PROMPT
Each line holding the word "Connexion" counts once; give the total and nothing more.

(Dataset excerpts)
-*-
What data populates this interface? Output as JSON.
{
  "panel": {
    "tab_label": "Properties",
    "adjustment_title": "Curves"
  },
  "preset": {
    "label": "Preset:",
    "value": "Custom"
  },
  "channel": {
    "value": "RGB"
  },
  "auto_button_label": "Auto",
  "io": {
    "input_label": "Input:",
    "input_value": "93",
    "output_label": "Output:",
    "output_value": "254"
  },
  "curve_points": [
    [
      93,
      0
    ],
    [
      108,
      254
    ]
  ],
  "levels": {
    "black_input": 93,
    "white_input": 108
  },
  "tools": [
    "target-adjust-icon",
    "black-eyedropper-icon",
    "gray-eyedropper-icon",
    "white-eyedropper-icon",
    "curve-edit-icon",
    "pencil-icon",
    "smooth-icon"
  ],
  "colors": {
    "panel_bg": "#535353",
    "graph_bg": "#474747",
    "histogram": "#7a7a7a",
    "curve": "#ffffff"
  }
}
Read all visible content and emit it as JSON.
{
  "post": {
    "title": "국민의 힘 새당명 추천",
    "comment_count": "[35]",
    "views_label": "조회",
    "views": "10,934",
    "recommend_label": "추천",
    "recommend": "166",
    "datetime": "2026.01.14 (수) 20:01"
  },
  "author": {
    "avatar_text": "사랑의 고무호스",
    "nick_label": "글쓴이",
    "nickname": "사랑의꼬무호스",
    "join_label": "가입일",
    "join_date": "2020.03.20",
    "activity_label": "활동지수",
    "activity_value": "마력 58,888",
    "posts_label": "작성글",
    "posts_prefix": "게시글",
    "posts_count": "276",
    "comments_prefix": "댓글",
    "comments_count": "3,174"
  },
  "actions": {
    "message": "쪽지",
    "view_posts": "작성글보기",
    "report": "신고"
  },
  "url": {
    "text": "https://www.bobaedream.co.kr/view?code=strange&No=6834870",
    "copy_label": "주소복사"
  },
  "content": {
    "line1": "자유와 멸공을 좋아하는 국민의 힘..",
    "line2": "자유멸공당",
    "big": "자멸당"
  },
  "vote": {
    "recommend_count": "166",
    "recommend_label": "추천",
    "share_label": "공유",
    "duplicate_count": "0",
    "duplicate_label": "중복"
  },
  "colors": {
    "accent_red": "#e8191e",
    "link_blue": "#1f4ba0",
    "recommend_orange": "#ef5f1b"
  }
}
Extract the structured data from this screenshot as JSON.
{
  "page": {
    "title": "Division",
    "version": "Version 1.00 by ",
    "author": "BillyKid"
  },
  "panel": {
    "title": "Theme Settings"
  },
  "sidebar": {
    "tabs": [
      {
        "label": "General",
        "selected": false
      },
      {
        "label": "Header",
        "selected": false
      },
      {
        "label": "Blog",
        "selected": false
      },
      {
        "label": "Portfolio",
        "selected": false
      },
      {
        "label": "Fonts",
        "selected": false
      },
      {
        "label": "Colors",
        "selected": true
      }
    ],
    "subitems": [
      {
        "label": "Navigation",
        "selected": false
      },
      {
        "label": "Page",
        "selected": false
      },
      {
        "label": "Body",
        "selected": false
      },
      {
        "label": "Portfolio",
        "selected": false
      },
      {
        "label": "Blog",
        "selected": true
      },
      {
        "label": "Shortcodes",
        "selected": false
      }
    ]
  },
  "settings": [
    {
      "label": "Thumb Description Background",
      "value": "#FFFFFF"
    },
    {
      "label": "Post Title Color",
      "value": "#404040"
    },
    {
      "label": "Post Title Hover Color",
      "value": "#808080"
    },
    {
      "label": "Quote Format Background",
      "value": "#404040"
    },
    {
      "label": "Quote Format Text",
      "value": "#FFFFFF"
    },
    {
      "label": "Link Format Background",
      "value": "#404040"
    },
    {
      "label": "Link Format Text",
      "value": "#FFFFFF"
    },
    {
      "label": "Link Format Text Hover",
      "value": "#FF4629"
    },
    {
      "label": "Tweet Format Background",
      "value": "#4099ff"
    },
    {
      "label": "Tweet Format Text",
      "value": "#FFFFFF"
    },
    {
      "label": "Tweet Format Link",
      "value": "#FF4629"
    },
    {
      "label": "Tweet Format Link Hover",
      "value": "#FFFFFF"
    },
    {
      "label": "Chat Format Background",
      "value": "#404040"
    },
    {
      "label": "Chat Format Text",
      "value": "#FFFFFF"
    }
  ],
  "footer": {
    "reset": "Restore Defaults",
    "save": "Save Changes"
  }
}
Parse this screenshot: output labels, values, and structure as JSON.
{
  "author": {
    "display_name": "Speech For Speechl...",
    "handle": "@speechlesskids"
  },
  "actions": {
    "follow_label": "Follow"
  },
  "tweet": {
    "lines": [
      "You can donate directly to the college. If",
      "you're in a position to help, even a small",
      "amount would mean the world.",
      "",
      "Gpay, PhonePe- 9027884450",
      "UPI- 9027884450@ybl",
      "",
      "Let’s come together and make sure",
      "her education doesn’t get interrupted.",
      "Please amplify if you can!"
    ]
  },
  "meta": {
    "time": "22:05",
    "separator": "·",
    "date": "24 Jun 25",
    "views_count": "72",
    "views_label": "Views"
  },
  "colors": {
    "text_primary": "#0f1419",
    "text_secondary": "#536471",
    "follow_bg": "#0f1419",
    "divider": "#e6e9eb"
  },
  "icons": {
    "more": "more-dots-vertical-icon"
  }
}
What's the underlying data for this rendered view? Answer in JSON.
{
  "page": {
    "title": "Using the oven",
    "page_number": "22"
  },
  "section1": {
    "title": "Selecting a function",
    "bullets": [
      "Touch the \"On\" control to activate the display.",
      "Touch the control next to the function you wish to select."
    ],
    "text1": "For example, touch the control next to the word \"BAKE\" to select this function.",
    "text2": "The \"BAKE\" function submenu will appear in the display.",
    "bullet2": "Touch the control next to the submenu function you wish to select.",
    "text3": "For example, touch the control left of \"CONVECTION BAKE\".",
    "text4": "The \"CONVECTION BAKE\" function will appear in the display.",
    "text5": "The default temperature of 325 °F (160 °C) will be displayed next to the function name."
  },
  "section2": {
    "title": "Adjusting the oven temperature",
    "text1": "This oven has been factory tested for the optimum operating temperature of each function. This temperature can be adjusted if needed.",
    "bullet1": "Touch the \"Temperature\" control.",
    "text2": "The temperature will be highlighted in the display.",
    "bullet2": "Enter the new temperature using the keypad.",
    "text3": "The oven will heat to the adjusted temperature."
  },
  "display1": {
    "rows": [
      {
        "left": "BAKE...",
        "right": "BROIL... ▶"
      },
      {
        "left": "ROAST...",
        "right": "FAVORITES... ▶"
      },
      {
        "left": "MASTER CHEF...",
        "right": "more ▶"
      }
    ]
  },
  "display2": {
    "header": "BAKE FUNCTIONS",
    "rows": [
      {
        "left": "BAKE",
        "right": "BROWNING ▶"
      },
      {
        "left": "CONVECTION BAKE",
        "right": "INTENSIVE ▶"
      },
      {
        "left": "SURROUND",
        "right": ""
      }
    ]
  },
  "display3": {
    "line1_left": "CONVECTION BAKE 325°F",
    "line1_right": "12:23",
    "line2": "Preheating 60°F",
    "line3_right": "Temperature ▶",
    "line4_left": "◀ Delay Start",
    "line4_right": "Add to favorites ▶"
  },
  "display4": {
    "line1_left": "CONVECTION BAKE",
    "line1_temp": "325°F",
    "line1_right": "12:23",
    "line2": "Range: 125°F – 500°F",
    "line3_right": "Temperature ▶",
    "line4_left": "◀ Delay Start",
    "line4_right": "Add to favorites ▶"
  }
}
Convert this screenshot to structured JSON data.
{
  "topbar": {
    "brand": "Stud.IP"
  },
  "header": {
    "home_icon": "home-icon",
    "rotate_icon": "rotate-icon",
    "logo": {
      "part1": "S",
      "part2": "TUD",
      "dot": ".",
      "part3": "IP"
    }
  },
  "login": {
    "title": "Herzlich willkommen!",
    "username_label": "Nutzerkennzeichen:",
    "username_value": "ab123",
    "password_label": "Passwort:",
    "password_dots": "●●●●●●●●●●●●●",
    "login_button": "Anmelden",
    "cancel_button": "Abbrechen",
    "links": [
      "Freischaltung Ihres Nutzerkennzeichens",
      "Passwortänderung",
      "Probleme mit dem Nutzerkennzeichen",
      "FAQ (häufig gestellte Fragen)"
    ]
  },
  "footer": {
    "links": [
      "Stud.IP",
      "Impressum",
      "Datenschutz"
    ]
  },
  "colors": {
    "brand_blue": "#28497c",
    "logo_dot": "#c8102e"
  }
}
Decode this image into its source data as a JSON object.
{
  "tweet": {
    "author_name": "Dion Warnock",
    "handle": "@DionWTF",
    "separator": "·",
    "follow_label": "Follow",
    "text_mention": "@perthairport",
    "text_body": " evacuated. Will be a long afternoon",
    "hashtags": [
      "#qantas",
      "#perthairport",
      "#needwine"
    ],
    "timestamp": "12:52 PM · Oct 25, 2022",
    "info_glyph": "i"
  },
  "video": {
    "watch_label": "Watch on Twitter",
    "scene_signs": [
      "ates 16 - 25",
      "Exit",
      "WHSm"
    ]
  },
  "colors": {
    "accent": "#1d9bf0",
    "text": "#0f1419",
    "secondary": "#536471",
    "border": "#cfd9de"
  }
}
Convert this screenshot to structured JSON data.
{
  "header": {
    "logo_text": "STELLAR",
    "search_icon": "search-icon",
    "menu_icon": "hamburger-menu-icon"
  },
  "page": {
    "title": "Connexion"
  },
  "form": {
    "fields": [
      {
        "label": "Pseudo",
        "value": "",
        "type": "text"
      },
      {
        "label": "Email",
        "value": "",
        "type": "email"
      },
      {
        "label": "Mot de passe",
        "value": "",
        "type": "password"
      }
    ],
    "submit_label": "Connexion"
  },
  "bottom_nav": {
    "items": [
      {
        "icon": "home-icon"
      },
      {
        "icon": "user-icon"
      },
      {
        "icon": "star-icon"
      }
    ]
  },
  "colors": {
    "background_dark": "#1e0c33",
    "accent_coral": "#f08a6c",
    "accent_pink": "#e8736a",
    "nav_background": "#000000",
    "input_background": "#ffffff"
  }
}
-*-
FINAL RESULT
2